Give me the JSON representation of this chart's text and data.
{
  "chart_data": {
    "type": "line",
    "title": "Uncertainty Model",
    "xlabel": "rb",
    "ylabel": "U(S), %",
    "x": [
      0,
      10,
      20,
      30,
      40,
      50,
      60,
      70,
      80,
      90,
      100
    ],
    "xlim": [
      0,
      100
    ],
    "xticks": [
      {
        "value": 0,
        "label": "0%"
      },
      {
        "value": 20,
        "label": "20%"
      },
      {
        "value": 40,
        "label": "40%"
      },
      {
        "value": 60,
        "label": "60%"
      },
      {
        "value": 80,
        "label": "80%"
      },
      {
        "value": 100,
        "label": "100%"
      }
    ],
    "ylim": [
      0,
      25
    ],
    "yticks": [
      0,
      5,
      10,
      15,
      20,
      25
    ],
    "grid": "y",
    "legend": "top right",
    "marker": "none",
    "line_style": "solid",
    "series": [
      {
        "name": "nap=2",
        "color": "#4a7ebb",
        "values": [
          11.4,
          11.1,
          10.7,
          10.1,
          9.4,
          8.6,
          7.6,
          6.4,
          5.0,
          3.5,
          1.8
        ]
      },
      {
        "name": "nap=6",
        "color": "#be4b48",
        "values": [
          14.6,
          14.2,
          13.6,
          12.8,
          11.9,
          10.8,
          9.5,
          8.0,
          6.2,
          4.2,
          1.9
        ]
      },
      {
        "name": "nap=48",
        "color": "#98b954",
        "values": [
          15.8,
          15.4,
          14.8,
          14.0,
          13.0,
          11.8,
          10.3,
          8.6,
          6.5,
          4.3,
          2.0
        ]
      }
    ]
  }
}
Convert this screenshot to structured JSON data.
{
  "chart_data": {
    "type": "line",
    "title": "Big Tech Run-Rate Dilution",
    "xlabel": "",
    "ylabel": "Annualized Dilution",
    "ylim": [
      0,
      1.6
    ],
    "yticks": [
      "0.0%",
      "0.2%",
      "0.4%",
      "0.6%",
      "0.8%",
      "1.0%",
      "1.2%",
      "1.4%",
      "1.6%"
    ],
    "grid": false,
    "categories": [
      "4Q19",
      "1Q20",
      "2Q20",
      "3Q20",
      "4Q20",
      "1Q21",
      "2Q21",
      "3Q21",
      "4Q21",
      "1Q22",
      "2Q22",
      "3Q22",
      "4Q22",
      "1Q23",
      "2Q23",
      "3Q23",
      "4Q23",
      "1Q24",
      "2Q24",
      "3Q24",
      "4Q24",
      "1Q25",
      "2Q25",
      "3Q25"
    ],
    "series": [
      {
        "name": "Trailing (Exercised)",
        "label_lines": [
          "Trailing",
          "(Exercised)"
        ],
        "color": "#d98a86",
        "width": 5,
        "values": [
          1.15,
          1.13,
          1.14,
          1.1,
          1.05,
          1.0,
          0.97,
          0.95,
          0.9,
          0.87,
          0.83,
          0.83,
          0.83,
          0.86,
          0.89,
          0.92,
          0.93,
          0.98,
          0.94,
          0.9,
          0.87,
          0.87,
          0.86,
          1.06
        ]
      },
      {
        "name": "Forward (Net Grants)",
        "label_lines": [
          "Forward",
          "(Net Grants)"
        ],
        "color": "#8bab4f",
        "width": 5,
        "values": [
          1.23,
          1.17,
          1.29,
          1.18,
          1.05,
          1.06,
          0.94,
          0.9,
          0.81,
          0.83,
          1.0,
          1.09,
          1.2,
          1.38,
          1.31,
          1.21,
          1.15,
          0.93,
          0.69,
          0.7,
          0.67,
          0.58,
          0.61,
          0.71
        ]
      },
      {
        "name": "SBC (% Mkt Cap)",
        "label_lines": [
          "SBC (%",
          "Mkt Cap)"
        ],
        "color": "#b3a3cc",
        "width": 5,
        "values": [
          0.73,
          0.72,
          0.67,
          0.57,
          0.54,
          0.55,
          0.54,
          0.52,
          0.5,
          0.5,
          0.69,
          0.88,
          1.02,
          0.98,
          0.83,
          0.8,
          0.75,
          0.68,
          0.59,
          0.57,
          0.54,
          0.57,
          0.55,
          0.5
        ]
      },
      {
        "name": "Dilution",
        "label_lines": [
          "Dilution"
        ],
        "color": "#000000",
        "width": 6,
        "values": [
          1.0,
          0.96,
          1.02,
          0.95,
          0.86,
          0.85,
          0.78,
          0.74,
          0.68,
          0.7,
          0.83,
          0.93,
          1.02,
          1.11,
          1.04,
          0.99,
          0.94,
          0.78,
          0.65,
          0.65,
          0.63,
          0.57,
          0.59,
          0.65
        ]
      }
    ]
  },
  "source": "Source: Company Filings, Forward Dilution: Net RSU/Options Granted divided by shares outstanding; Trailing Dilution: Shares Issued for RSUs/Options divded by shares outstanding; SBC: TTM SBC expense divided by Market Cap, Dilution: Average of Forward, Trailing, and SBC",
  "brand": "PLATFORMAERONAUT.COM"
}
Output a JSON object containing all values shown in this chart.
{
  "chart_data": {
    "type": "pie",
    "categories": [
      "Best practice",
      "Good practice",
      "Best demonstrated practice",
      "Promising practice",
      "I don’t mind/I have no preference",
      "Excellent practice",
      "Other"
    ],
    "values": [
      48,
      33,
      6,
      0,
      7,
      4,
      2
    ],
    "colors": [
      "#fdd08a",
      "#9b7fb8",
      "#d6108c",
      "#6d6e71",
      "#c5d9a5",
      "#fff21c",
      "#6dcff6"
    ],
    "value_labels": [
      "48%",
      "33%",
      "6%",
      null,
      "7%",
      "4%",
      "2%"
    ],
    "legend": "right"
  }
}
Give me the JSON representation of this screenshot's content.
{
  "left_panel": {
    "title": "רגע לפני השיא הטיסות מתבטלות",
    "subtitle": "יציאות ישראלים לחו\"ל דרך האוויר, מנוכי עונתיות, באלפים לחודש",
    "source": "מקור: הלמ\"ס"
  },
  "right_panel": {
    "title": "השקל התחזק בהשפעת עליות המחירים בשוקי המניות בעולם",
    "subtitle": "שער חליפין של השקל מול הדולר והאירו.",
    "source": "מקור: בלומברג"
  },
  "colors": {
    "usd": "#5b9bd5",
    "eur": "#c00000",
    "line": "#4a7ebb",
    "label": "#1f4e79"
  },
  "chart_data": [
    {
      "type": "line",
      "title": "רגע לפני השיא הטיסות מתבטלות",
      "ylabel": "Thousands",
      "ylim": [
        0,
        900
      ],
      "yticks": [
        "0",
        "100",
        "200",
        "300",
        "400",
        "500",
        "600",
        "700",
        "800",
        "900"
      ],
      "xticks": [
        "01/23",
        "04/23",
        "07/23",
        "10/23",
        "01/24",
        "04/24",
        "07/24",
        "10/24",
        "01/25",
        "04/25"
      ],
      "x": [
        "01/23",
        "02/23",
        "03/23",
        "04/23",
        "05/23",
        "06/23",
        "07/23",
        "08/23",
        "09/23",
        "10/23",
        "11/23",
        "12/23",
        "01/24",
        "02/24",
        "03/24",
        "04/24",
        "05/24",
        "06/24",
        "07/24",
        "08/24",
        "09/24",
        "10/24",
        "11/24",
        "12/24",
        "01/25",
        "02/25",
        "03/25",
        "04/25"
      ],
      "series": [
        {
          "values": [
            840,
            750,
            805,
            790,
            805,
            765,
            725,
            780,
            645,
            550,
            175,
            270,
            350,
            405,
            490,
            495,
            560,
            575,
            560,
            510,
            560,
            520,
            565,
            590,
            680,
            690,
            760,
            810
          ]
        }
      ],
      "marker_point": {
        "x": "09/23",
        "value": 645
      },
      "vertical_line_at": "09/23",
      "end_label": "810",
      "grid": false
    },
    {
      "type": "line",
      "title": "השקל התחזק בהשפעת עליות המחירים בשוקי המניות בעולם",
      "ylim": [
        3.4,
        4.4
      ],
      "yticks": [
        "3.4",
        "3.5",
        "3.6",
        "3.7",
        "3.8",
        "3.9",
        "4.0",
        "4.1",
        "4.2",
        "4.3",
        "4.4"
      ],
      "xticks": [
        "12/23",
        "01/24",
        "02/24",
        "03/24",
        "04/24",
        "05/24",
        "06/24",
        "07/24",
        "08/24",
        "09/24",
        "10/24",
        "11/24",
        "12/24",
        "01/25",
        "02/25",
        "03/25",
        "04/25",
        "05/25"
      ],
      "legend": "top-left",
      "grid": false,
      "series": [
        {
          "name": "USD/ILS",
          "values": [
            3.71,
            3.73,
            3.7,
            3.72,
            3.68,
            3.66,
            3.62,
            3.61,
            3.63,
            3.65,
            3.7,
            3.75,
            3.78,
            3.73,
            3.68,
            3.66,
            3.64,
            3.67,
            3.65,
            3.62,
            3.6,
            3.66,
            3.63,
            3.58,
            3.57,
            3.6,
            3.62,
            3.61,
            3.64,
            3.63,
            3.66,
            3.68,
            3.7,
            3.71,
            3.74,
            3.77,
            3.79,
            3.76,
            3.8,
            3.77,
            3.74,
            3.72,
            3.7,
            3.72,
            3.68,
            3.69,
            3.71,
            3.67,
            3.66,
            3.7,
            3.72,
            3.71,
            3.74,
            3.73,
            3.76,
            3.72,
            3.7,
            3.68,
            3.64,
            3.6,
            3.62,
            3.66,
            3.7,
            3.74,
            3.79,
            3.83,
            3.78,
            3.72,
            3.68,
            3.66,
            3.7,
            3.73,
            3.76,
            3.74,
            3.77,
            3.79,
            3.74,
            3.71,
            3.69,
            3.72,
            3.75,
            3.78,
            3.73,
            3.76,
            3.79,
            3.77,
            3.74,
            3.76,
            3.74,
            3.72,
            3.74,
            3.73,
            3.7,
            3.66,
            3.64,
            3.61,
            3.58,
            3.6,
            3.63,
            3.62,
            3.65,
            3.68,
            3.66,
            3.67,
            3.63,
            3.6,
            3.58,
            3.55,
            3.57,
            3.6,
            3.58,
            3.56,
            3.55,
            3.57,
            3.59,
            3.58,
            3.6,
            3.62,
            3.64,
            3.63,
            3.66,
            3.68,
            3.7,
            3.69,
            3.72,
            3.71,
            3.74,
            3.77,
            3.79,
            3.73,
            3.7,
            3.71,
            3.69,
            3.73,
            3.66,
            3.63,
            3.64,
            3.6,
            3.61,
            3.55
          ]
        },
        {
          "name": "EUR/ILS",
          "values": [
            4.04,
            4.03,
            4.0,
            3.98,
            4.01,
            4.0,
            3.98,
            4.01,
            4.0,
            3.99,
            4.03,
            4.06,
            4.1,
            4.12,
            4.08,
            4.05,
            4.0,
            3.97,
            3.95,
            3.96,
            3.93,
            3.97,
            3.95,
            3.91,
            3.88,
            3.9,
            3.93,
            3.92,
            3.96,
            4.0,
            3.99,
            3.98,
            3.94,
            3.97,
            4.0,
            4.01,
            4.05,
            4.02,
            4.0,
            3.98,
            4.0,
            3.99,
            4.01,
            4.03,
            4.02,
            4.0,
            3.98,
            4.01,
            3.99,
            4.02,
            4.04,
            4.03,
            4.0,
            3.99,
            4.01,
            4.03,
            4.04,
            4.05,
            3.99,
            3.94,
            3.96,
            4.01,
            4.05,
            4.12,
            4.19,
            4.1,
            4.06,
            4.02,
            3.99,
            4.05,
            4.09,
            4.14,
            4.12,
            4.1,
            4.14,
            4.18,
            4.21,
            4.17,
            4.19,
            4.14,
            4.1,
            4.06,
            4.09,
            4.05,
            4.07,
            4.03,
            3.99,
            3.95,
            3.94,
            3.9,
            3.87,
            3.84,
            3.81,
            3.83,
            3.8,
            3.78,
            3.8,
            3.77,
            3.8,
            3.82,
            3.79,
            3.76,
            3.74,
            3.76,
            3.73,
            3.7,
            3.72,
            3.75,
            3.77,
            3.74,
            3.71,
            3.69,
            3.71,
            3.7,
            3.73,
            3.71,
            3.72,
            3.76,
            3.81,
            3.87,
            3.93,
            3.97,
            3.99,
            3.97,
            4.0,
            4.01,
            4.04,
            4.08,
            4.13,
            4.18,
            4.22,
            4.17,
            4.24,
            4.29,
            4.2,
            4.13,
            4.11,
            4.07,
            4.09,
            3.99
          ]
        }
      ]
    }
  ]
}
——
* Aim of the exercise *
From the entries above, pull out each line that includes "Forward".

* Exercise result *
        "name": "Forward (Net Grants)",
          "Forward",
  "source": "Source: Company Filings, Forward Dilution: Net RSU/Options Granted divided by shares outstanding; Trailing Dilution: Shares Issued for RSUs/Options divded by shares outstanding; SBC: TTM SBC expense divided by Market Cap, Dilution: Average of Forward, Trailing, and SBC",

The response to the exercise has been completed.